WHAT IS REQUIRED: Check every line below for the word "Kanagawa" and copy each one that has it.

EXCERPTED RECORDS:
--- begin ---

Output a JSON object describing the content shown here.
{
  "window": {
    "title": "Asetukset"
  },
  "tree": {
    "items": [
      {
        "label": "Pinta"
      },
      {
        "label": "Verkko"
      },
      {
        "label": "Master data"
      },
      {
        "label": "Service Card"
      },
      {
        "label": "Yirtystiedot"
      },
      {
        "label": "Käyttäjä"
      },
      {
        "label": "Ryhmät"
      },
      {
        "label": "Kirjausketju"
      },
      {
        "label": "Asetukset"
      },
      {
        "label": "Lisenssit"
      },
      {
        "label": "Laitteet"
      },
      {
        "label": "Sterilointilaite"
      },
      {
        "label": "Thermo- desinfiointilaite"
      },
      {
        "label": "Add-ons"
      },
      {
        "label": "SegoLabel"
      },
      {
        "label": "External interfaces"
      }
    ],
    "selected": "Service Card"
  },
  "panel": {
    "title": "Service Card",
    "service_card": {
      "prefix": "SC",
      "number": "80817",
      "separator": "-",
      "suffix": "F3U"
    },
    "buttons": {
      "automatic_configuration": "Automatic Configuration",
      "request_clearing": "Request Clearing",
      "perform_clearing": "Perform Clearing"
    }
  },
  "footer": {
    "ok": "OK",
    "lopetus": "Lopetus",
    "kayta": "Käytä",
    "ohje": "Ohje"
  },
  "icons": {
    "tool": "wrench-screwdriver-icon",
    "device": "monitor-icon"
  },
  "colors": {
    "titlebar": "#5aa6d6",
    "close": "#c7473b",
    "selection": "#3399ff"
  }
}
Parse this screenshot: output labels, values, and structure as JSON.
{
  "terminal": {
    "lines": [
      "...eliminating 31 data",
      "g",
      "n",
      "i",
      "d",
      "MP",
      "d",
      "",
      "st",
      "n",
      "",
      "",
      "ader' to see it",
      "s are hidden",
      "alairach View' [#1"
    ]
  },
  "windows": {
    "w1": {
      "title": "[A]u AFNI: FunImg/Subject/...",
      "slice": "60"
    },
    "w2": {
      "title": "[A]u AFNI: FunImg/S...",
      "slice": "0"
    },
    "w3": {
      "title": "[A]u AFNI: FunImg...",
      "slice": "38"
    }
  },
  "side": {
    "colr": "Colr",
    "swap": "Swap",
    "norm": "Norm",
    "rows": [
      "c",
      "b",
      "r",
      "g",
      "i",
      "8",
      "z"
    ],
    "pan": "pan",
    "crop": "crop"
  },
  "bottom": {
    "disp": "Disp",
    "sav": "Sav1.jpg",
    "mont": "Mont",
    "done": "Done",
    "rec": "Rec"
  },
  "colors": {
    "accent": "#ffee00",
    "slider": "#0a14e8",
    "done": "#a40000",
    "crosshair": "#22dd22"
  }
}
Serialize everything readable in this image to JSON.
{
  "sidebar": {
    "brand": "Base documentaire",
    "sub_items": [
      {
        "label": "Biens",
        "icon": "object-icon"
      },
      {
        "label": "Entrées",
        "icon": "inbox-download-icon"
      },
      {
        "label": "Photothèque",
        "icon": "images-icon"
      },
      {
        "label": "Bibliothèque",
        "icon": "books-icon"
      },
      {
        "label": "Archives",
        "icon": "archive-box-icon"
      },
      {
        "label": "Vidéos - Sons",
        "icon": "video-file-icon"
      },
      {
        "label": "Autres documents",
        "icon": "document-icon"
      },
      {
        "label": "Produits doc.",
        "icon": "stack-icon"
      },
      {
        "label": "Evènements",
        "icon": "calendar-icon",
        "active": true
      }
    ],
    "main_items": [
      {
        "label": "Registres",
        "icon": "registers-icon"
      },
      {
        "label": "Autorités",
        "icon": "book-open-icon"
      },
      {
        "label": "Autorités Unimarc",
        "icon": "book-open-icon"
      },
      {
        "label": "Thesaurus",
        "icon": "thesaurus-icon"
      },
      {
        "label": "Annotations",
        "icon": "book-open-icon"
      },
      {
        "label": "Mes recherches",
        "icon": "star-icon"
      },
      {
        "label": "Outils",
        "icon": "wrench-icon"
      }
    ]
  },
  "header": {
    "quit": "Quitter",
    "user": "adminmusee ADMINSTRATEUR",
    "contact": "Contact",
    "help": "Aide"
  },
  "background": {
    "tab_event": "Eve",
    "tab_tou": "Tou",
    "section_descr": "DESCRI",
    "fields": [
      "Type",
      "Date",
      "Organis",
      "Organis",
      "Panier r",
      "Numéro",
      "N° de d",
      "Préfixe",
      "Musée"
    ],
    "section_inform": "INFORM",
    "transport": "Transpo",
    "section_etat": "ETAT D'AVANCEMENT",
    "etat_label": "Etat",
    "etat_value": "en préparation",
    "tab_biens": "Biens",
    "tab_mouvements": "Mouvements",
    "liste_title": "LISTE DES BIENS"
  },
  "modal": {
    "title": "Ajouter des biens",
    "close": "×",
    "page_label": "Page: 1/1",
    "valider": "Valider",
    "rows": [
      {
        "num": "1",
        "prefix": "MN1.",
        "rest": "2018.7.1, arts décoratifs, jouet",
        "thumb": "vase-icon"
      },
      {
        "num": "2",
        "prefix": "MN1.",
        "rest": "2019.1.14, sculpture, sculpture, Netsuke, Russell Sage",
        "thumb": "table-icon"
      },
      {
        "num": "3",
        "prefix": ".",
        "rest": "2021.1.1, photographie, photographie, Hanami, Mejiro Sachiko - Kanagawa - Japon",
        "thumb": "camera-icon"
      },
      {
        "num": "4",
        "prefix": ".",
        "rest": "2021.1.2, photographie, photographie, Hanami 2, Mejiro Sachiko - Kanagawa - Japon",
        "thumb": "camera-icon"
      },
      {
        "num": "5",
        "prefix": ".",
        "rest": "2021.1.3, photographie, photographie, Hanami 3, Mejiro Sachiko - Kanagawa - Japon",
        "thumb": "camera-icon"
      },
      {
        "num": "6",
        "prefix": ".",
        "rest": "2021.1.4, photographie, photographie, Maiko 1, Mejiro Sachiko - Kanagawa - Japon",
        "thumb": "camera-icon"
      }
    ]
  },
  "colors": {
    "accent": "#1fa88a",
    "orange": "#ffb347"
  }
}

--- end ---

PROBLEM SOLUTION:
        "rest": "2021.1.1, photographie, photographie, Hanami, Mejiro Sachiko - Kanagawa - Japon",
        "rest": "2021.1.2, photographie, photographie, Hanami 2, Mejiro Sachiko - Kanagawa - Japon",
        "rest": "2021.1.3, photographie, photographie, Hanami 3, Mejiro Sachiko - Kanagawa - Japon",
        "rest": "2021.1.4, photographie, photographie, Maiko 1, Mejiro Sachiko - Kanagawa - Japon",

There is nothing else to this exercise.